Say how many lines contain the word "atau". Only the number should be given.
* * * * * * *
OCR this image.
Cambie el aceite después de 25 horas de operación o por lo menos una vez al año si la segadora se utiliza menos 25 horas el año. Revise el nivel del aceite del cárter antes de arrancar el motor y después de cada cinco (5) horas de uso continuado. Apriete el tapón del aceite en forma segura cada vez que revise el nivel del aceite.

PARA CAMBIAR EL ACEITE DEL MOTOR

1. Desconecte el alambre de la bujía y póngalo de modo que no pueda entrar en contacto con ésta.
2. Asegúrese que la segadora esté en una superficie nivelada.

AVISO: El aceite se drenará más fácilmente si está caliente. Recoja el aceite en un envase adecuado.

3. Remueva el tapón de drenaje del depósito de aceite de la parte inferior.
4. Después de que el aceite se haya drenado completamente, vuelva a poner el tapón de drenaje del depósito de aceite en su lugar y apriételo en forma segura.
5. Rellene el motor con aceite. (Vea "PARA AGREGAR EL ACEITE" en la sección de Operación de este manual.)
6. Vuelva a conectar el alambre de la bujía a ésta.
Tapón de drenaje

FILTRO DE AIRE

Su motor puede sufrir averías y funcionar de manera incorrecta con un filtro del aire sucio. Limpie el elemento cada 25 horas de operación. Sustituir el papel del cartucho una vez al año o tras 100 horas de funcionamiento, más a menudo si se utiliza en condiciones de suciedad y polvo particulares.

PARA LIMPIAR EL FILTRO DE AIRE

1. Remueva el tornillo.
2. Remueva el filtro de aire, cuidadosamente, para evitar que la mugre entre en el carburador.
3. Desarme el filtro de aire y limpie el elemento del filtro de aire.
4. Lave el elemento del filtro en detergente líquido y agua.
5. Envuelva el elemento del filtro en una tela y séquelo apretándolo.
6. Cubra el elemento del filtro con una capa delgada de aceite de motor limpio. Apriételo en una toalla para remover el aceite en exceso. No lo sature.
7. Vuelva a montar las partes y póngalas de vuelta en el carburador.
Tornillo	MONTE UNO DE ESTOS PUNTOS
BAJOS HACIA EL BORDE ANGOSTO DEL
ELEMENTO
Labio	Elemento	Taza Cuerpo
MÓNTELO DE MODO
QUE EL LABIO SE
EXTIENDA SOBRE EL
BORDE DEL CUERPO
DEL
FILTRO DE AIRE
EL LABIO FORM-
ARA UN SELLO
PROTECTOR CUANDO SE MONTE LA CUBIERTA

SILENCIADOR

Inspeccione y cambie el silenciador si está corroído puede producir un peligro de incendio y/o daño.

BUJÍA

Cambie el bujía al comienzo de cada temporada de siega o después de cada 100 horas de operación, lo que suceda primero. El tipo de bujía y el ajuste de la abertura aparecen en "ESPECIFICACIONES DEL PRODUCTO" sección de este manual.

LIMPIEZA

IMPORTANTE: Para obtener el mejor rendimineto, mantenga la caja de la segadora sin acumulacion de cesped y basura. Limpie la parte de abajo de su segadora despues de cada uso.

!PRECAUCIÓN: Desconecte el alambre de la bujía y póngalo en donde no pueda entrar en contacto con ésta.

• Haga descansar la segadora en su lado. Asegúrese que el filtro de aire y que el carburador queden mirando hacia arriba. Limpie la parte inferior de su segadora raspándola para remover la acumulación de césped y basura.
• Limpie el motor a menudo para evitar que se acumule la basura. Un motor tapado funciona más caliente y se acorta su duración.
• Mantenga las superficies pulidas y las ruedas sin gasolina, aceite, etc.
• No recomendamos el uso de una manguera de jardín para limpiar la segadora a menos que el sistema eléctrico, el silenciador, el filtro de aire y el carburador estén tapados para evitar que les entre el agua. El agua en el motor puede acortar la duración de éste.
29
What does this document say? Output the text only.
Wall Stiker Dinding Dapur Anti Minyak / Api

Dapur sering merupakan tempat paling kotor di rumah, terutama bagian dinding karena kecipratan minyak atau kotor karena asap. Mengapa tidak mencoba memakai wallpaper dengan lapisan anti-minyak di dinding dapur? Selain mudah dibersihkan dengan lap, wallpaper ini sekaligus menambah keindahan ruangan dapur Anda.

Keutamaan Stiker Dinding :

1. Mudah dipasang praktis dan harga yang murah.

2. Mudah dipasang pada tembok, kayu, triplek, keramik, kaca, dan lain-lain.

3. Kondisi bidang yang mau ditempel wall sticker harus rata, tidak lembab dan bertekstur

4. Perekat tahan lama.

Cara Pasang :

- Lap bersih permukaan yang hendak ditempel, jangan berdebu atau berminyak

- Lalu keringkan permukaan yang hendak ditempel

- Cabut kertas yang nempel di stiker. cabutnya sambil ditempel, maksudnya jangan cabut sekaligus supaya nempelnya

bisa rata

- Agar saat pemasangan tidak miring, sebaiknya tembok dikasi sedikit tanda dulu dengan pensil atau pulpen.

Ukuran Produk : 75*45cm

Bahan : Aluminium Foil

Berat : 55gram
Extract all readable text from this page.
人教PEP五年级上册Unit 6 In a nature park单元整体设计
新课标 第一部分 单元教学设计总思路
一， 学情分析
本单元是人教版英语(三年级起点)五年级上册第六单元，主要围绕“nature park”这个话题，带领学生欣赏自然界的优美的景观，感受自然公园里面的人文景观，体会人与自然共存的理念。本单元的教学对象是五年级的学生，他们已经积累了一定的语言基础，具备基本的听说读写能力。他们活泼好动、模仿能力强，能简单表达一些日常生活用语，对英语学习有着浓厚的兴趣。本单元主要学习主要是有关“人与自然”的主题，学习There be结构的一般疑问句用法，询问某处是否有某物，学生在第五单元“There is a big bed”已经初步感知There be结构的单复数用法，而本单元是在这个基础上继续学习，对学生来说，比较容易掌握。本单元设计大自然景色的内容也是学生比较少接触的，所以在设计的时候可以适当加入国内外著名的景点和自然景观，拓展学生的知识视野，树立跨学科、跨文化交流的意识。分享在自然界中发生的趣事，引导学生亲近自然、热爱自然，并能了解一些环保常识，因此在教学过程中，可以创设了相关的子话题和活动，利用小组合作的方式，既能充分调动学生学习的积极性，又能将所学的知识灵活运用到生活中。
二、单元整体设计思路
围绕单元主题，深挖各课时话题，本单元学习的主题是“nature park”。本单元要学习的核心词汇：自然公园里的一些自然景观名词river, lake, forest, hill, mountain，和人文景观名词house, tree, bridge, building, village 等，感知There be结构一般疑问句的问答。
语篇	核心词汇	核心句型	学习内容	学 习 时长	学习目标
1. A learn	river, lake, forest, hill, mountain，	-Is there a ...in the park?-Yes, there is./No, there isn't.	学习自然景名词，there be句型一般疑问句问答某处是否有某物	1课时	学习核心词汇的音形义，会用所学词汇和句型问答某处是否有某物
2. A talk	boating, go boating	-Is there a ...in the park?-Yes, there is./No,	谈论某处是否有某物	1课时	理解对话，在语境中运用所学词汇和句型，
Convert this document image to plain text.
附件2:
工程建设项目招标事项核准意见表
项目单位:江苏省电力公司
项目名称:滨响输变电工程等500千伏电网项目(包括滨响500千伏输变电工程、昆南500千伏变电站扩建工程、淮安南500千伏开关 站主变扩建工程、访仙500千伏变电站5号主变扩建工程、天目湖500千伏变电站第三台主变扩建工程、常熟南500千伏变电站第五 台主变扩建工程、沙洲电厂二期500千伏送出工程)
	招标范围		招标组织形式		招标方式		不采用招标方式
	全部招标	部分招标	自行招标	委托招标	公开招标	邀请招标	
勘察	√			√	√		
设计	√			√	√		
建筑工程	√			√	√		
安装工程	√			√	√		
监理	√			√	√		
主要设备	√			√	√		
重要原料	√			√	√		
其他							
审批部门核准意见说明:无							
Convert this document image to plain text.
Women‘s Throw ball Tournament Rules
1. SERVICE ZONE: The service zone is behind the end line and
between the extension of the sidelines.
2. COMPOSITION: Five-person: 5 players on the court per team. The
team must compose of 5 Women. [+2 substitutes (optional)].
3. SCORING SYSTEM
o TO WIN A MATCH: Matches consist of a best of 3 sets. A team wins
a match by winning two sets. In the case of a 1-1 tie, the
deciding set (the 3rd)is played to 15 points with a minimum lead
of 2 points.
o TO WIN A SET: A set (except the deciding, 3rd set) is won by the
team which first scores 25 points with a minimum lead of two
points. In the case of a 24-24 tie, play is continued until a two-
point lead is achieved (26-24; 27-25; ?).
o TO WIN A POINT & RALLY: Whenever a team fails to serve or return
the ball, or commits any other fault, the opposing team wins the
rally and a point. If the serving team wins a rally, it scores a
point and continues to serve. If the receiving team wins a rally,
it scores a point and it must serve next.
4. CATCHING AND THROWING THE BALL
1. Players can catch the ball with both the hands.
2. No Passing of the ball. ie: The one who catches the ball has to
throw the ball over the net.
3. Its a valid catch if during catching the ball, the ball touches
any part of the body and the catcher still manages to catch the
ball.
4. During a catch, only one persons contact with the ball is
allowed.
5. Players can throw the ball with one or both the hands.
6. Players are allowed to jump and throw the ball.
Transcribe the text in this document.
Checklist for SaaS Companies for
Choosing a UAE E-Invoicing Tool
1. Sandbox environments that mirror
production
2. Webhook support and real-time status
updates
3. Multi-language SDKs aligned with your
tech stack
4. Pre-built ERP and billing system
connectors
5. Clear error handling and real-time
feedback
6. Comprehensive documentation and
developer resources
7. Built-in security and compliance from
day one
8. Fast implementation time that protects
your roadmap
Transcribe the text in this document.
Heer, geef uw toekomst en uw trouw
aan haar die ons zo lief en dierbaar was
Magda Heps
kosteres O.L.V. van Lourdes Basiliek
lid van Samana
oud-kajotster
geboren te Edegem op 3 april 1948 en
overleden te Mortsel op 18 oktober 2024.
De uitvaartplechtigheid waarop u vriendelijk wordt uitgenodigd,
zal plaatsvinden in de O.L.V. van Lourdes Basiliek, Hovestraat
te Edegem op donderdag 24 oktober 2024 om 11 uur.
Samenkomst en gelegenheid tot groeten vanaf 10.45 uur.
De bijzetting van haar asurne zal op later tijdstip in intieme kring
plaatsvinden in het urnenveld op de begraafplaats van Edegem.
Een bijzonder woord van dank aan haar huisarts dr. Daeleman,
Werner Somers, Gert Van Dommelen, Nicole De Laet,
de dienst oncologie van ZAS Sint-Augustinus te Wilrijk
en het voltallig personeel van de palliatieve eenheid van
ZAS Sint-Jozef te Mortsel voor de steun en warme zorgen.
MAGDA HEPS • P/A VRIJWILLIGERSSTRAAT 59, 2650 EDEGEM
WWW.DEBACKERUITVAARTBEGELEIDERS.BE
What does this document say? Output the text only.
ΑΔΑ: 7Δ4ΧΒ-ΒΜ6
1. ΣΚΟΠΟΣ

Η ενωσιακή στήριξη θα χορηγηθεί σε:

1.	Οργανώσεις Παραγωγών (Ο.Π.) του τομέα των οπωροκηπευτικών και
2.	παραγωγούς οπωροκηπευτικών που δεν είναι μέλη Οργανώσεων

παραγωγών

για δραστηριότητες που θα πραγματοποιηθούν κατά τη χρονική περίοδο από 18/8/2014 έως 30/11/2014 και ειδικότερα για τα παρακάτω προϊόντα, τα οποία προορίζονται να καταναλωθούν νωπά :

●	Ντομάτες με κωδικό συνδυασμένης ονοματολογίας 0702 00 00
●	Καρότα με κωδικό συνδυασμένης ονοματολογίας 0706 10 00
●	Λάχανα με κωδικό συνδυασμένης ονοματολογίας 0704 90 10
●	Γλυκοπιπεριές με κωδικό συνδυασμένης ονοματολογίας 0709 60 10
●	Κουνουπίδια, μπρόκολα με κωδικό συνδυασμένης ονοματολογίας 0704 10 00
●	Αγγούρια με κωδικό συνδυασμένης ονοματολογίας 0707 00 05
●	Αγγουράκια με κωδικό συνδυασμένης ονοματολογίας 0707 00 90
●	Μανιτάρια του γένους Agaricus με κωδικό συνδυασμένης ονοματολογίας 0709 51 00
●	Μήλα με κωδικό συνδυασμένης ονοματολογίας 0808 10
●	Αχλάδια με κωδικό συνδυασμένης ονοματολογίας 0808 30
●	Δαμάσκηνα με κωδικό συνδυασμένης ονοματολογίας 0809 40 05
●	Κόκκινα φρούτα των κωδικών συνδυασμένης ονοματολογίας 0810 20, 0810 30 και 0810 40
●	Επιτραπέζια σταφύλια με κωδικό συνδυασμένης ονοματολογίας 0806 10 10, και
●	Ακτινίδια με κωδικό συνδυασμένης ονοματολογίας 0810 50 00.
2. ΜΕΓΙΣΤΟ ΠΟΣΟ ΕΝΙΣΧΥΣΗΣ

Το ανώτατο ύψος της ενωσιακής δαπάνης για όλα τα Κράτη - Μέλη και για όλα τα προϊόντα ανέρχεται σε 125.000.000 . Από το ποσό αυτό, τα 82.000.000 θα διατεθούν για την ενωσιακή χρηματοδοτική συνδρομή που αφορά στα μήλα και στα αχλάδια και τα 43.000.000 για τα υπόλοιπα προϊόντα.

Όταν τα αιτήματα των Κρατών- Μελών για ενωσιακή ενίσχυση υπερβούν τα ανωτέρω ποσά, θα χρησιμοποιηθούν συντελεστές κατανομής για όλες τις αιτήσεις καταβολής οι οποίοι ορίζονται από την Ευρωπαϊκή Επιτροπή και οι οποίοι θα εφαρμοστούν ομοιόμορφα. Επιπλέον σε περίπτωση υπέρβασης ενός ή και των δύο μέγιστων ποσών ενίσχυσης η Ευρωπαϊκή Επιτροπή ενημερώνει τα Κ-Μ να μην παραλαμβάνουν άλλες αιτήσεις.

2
* * * * * * *
Response to this task » 3